SUPPLIED MATERIAL:
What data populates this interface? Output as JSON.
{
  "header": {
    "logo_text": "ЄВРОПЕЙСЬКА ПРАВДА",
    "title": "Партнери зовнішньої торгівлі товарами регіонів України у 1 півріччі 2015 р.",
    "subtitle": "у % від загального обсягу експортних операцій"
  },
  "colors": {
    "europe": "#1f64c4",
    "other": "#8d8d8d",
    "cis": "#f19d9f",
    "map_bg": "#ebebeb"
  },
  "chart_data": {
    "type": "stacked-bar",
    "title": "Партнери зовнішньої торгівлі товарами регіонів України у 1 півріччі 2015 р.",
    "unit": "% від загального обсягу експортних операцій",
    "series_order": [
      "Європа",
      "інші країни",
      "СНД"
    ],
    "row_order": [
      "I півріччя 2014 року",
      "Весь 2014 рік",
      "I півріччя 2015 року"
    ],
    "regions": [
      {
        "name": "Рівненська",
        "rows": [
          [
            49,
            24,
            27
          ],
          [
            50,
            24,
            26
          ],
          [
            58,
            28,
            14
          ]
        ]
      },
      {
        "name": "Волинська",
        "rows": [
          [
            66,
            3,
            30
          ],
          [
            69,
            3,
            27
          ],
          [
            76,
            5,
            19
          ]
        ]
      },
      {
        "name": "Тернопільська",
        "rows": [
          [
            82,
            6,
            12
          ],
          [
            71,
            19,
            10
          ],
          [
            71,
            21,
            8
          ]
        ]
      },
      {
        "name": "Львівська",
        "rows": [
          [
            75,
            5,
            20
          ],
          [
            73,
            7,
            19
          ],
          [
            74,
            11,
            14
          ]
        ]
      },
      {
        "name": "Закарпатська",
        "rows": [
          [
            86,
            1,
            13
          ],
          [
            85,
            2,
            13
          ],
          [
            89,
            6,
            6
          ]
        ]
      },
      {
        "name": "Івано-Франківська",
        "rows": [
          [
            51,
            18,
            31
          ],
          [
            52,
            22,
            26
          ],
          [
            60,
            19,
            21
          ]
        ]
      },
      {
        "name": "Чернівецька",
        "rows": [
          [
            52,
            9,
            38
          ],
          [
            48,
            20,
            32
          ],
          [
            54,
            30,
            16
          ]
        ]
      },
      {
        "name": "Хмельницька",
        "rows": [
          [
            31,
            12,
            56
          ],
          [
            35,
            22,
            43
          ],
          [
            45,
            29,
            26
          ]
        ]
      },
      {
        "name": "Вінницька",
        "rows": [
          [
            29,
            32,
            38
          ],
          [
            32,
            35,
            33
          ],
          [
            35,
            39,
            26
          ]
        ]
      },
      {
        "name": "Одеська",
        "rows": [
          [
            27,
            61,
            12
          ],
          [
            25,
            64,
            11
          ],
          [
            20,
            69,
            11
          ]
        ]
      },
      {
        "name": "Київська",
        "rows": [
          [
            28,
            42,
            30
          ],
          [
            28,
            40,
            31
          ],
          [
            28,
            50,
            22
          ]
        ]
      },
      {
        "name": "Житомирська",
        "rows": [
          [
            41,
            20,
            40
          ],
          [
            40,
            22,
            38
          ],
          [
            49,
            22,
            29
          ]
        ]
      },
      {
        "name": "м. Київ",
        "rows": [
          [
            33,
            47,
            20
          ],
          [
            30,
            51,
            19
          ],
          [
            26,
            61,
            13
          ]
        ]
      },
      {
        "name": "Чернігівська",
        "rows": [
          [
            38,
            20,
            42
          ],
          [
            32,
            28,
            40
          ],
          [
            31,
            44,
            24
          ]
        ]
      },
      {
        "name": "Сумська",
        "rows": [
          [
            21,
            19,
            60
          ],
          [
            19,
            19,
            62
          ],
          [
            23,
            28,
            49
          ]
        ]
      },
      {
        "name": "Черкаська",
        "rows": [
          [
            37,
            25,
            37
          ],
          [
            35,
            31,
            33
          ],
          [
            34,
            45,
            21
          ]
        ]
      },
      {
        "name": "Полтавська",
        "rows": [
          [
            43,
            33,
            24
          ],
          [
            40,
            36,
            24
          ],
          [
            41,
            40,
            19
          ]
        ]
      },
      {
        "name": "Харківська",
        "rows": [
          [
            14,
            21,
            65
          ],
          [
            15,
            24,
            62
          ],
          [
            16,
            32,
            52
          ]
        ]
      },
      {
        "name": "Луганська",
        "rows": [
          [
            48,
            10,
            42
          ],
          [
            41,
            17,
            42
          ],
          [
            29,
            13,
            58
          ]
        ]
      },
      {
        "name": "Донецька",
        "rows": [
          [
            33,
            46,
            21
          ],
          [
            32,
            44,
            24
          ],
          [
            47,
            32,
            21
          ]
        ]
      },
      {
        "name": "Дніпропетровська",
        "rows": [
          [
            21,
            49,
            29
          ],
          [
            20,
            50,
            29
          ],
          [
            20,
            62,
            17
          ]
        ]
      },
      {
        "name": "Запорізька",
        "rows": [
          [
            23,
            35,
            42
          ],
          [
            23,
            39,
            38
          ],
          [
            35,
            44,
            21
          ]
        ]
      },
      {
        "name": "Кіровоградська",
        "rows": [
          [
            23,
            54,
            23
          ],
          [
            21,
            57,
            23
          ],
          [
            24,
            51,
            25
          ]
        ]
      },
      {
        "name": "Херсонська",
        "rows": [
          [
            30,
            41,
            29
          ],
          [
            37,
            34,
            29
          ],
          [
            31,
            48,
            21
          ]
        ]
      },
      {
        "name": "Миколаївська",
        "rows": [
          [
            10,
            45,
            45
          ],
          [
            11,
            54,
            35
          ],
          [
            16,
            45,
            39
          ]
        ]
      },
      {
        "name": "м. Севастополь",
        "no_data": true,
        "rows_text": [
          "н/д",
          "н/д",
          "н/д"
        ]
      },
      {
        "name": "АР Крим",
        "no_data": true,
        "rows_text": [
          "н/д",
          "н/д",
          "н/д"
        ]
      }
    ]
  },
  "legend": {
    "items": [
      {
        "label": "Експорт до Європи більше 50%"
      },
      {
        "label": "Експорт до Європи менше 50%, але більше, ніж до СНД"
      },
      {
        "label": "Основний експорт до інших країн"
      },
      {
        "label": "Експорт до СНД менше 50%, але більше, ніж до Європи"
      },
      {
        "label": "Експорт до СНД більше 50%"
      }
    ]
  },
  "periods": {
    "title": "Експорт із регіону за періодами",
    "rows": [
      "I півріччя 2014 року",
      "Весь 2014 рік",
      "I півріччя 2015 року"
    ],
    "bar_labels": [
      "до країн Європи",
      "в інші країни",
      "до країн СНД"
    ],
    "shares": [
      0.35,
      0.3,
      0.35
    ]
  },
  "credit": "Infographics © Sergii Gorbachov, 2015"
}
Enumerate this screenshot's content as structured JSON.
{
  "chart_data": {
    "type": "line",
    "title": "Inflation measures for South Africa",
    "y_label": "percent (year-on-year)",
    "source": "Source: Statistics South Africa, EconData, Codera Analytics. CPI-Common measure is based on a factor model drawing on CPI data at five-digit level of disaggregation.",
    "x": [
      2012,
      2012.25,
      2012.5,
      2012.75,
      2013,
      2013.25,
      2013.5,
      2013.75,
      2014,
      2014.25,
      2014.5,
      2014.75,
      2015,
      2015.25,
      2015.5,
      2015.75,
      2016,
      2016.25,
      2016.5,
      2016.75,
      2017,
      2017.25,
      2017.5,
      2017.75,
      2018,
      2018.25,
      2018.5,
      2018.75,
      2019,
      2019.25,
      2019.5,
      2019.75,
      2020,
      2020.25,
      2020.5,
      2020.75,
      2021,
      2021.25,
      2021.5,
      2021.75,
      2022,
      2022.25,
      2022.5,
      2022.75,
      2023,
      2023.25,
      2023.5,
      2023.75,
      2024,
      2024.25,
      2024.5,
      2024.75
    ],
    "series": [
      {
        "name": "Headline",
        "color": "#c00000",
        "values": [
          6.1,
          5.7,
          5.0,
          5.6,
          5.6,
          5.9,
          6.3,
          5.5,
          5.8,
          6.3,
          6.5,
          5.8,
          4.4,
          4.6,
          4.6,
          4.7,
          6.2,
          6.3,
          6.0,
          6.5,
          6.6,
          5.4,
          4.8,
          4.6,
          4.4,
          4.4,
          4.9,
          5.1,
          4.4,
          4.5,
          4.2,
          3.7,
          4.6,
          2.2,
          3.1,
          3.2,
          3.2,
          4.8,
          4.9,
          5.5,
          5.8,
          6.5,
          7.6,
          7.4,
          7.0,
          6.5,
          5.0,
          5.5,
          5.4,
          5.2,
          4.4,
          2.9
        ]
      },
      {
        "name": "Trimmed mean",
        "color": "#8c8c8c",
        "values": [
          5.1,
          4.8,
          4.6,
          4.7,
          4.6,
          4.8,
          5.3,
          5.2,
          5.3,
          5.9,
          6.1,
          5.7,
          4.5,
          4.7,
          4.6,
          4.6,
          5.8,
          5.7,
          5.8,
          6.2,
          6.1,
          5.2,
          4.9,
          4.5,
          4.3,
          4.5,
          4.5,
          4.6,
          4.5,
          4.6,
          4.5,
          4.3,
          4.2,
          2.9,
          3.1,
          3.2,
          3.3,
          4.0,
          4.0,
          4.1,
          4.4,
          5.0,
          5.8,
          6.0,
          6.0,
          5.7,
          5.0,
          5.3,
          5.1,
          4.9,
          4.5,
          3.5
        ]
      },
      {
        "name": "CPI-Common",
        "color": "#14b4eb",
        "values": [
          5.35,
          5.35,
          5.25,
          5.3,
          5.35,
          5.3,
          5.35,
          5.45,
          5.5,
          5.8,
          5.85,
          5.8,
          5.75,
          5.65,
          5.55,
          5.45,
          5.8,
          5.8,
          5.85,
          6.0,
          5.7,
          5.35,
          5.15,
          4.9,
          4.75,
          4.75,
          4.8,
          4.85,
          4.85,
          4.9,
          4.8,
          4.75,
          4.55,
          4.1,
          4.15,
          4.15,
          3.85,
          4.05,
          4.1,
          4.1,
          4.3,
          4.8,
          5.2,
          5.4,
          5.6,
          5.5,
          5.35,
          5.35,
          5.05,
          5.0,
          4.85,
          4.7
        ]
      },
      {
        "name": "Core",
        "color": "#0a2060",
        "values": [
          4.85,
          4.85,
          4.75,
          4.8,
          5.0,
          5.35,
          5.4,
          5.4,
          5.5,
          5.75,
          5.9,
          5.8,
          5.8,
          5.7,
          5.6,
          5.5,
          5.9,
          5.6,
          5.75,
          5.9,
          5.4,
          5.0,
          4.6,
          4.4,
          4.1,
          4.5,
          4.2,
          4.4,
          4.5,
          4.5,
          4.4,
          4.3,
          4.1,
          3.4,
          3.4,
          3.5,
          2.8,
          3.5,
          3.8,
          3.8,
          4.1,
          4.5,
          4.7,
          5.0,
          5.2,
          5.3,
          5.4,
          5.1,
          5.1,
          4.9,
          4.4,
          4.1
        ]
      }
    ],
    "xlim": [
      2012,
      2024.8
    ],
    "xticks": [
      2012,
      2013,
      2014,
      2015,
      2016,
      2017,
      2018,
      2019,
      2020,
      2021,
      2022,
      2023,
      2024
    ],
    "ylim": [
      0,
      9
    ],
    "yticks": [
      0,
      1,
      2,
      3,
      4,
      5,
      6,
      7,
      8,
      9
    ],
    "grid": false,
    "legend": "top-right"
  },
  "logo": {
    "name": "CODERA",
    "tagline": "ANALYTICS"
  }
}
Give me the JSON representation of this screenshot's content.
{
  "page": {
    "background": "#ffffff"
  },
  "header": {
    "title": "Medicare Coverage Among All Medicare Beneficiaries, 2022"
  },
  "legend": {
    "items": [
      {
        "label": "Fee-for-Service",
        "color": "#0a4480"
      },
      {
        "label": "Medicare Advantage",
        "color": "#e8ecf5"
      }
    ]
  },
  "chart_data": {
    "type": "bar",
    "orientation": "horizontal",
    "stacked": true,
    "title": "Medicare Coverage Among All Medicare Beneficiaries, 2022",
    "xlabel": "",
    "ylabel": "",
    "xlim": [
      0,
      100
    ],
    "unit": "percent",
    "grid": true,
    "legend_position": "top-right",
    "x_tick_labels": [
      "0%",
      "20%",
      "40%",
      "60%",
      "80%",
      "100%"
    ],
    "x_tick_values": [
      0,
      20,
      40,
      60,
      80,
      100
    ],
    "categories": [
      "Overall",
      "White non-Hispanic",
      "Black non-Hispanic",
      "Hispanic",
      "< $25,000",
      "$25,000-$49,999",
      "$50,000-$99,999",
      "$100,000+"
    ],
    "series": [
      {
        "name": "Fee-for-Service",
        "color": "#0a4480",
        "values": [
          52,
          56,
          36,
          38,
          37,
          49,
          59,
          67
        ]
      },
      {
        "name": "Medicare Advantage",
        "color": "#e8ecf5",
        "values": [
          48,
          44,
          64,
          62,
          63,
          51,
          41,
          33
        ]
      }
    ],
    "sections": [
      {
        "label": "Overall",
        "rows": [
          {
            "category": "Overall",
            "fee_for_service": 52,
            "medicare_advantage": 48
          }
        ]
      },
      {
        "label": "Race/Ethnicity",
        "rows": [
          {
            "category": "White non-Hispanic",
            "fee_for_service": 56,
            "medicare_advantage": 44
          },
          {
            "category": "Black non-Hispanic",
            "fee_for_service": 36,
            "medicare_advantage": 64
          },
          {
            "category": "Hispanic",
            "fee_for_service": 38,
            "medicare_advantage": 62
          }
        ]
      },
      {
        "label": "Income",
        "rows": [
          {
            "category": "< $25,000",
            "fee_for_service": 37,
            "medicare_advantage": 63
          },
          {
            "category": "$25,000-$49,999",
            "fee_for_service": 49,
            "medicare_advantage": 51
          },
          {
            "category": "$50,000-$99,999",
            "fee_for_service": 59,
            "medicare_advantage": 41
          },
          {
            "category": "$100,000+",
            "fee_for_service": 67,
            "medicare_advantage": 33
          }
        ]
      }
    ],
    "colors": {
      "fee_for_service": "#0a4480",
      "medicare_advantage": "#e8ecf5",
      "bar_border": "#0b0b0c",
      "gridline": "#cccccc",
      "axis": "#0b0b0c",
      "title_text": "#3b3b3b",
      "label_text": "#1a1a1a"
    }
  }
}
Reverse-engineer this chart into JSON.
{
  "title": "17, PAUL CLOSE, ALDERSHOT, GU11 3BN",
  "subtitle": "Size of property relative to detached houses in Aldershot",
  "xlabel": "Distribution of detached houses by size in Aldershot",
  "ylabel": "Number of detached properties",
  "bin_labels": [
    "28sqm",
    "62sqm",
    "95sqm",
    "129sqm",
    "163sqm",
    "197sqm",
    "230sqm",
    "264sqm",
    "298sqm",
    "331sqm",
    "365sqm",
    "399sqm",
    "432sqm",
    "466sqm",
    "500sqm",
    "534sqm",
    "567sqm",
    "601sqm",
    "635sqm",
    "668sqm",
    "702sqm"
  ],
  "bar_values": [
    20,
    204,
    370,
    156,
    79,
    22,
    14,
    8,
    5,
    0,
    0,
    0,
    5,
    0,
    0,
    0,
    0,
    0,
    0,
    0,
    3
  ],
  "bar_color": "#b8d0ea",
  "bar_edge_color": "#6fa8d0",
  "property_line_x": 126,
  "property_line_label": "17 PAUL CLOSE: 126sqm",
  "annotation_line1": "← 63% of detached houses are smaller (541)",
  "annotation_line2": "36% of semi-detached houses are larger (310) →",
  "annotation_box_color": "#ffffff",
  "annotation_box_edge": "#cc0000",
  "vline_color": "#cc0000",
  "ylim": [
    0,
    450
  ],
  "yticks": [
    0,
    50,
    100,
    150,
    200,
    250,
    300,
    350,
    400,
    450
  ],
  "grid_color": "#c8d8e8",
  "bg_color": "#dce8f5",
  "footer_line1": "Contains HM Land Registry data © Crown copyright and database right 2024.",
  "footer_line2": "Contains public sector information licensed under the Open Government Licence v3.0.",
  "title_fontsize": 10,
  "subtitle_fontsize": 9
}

OBJECTIVE:
Going through the entries above, tally each line that has the word "percent". Answer with the number only.

TASK SOLUTION:
2